Some records
==========

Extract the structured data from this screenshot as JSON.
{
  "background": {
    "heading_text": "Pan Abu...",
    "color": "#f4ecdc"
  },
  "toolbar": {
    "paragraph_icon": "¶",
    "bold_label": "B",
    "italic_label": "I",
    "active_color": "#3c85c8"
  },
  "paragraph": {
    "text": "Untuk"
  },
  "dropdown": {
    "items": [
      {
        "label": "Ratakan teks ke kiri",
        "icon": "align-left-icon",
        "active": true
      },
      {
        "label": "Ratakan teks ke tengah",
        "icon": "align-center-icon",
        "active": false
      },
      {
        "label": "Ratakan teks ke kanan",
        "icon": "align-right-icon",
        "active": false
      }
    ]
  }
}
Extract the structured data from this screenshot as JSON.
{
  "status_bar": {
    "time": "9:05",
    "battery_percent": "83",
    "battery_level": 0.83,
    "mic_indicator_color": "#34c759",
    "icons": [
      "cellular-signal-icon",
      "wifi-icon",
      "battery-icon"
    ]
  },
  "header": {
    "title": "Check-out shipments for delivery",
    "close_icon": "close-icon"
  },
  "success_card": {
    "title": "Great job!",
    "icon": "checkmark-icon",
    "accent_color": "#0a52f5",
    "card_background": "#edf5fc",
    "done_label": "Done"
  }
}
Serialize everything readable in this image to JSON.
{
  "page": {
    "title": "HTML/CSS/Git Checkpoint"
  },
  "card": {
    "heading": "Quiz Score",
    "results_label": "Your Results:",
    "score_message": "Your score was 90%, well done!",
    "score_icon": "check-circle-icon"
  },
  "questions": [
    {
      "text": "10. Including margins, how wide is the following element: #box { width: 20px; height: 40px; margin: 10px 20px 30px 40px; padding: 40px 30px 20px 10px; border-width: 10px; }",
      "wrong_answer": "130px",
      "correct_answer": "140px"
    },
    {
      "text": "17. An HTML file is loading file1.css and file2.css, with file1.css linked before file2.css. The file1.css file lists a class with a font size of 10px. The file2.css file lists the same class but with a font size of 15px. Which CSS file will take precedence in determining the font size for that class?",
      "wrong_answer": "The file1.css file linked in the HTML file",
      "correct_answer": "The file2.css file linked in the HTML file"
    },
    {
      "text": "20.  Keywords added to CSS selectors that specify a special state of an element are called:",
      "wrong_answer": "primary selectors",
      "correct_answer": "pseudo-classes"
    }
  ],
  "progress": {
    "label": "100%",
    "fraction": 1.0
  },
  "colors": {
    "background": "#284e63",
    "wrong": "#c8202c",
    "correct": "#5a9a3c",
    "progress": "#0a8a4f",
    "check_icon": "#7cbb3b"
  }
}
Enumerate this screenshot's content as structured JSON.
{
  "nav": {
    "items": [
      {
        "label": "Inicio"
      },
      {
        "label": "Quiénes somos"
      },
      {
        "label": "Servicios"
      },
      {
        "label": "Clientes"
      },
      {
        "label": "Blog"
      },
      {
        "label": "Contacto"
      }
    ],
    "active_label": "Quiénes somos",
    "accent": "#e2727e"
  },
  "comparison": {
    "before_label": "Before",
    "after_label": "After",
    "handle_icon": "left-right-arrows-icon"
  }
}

==========

EXERCISE
Filter the listing for the word "title" and copy every line that holds it.

FINISHED EXERCISE
    "title": "Check-out shipments for delivery",
    "title": "Great job!",
    "title": "HTML/CSS/Git Checkpoint"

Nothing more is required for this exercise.